(Rows from a dataset)
'''
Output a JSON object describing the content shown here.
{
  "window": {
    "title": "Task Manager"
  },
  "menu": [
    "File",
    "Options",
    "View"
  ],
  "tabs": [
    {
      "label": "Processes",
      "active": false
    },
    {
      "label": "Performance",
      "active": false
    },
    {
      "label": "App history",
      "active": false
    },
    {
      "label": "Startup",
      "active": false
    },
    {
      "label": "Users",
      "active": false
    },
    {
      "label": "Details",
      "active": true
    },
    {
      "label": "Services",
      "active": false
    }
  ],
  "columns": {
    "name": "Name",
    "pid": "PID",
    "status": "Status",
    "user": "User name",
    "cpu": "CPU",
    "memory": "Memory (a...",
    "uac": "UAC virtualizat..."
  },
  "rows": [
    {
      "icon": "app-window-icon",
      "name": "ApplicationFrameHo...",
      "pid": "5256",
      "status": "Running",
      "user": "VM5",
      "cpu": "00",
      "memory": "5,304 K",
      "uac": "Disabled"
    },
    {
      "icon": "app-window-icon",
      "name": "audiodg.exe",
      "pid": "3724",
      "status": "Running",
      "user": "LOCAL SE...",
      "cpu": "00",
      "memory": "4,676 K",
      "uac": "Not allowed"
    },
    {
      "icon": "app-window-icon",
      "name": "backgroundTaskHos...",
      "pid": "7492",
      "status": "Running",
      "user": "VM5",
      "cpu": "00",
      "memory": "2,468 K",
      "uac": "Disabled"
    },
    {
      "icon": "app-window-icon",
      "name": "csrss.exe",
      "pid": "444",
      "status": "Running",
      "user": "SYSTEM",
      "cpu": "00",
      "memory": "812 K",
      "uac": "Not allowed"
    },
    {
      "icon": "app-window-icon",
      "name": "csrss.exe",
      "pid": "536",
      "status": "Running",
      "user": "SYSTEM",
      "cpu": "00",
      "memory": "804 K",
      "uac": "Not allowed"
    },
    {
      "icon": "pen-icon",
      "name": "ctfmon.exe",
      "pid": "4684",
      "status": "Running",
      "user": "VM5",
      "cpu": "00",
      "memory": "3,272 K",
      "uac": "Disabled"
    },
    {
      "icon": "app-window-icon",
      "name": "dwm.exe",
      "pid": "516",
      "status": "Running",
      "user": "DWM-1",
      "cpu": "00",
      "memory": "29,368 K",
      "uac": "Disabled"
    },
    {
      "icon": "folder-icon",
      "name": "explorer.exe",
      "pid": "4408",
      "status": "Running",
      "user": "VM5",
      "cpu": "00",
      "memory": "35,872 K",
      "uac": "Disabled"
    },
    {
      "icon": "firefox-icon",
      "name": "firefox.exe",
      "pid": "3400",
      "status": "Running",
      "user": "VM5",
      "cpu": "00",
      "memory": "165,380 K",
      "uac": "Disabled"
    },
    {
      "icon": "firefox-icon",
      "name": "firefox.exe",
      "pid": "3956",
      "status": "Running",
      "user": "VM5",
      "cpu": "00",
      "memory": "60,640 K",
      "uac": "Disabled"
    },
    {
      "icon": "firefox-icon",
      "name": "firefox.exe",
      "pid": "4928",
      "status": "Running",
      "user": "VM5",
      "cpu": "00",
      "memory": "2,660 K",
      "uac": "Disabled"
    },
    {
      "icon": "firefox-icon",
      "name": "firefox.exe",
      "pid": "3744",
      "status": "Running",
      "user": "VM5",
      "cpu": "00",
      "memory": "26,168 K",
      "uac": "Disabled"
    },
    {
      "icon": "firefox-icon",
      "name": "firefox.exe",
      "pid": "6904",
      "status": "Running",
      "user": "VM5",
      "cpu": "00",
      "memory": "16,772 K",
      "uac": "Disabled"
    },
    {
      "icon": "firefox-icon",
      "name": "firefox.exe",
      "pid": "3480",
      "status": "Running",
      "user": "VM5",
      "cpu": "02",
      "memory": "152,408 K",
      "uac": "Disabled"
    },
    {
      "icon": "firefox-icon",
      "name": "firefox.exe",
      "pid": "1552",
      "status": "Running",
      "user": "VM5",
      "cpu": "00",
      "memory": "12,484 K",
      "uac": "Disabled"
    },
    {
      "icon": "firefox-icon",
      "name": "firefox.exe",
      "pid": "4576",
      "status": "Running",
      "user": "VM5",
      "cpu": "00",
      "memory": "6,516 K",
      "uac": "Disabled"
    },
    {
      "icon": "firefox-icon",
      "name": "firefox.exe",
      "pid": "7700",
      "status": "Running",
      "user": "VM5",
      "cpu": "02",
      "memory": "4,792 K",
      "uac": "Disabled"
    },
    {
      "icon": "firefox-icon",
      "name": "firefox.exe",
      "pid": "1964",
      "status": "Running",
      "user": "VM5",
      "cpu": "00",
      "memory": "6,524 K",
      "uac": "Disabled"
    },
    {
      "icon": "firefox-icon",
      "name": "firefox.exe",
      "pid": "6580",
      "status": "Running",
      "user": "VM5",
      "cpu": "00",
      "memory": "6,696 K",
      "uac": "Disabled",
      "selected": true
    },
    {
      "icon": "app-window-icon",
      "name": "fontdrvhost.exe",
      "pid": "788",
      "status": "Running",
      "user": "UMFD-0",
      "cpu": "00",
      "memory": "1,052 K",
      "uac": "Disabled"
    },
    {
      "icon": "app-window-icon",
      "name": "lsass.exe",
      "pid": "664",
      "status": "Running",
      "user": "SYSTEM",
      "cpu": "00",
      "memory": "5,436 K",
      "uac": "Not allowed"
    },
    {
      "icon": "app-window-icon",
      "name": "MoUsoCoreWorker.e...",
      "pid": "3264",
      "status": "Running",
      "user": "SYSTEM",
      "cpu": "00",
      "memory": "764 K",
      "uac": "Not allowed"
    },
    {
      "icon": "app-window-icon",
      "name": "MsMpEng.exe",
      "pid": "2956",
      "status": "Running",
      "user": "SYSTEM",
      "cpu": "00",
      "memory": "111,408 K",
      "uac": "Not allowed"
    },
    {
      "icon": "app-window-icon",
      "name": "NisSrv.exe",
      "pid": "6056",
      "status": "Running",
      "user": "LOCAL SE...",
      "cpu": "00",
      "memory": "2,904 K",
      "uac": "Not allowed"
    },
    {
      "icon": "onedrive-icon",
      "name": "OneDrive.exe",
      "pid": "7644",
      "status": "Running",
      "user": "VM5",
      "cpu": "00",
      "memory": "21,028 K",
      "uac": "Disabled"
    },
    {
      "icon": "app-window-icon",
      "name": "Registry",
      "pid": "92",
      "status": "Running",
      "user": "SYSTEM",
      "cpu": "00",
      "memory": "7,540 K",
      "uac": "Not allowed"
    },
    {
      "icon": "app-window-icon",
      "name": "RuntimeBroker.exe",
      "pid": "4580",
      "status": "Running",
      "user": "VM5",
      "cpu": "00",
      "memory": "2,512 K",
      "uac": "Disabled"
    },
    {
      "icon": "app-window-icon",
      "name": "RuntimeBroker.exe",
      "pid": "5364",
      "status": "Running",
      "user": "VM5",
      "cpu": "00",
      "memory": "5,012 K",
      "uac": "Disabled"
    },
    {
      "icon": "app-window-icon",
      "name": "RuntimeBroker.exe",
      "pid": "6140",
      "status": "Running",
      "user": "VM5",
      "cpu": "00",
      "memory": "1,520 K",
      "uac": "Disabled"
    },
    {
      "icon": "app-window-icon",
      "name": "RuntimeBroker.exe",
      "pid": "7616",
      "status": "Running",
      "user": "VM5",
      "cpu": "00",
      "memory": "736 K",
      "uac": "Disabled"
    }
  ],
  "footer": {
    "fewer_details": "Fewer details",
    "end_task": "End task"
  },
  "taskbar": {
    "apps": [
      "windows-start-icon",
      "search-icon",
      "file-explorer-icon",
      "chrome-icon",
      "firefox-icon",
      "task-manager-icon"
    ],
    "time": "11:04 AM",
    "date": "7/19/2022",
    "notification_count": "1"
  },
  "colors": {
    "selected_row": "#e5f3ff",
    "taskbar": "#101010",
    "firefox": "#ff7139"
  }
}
'''
'''
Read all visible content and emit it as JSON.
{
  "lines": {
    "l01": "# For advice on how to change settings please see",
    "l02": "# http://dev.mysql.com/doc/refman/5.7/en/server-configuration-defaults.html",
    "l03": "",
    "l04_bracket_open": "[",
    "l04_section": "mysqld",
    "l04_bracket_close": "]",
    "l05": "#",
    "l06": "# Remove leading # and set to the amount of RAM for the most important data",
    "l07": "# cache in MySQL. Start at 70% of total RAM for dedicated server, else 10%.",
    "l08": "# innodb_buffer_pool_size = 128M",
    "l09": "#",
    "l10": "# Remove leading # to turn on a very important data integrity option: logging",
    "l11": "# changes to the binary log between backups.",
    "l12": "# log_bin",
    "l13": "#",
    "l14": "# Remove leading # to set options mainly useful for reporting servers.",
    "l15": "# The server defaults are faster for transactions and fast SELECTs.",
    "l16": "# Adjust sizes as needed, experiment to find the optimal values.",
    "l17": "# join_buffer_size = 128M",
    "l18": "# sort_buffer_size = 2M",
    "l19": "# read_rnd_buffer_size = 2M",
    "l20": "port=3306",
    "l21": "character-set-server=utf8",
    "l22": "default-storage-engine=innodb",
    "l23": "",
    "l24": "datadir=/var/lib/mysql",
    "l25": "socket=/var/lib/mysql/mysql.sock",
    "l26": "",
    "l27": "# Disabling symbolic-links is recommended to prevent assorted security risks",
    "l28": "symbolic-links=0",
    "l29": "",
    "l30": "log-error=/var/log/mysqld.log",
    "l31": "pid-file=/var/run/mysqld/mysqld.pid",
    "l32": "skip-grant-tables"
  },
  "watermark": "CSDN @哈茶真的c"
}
'''
'''
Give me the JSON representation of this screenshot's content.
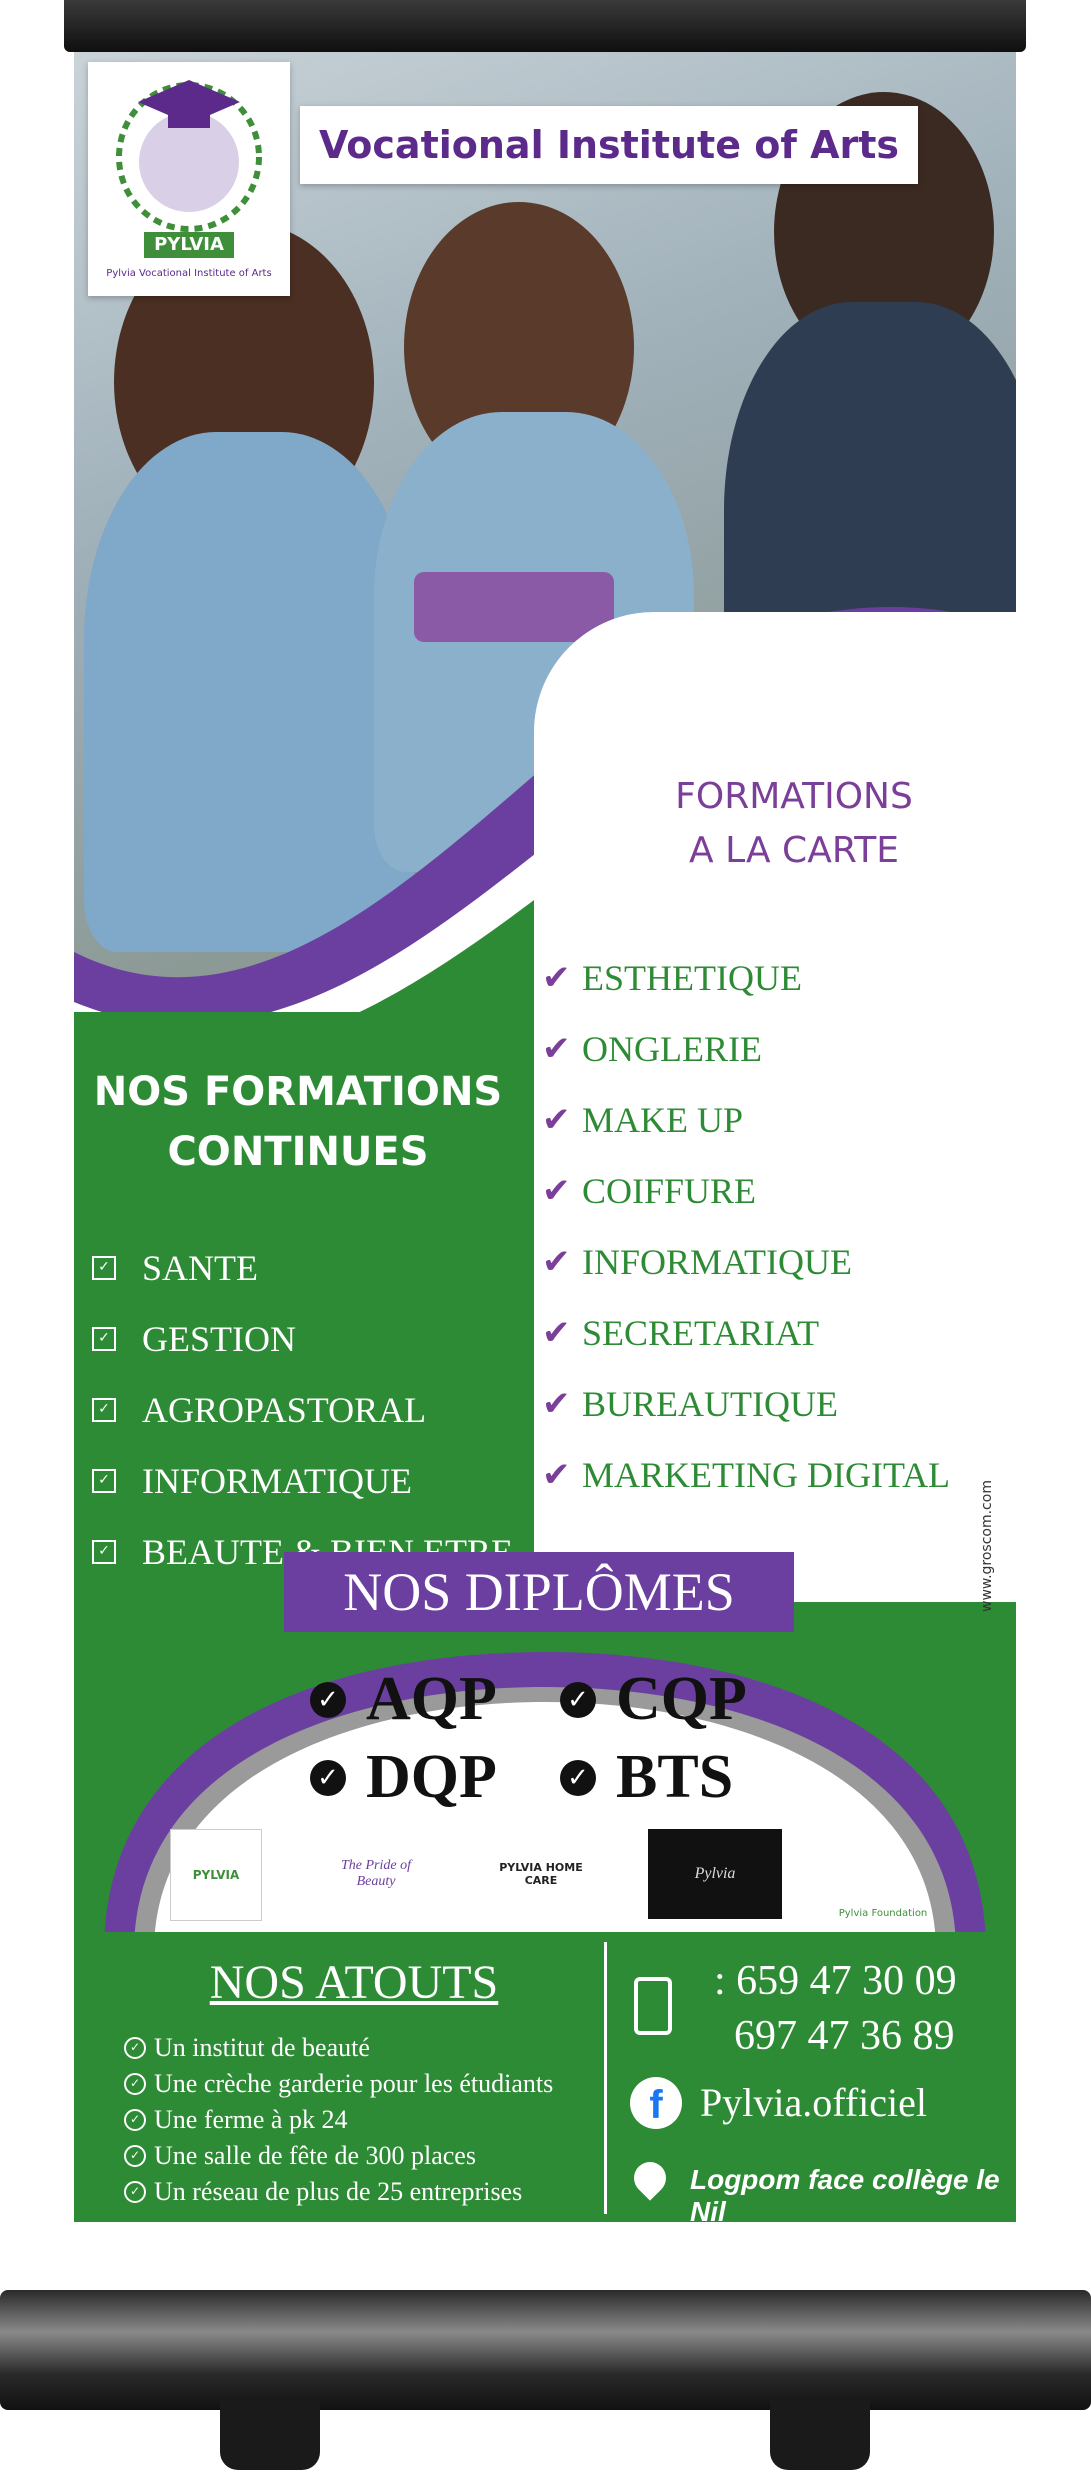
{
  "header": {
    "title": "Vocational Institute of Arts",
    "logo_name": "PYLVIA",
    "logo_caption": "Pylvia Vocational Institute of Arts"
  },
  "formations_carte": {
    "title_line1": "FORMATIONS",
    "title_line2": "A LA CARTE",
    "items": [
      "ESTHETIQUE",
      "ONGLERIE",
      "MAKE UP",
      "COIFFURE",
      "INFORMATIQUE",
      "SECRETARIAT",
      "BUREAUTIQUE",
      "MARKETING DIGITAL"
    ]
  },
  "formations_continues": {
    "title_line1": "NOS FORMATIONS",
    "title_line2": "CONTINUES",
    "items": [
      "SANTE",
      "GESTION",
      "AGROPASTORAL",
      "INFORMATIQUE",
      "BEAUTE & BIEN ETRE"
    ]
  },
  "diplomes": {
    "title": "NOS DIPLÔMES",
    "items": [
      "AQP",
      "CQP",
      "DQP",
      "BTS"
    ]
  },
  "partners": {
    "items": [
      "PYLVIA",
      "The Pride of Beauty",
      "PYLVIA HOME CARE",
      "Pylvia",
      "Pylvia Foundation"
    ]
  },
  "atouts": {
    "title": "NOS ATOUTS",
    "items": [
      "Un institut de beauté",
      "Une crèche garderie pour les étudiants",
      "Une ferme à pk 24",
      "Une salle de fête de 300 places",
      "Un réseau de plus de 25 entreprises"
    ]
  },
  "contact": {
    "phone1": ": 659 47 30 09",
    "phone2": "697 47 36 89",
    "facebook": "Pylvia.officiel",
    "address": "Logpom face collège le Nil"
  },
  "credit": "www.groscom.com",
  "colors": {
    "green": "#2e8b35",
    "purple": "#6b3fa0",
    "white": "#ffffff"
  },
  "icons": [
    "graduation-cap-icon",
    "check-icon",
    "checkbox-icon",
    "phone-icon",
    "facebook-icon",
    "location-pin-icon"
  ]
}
'''
→ EXERCISE DETAILS
A number is the only answer here: how many lines of the material above contain "content"?

→ WRITTEN ANSWER
3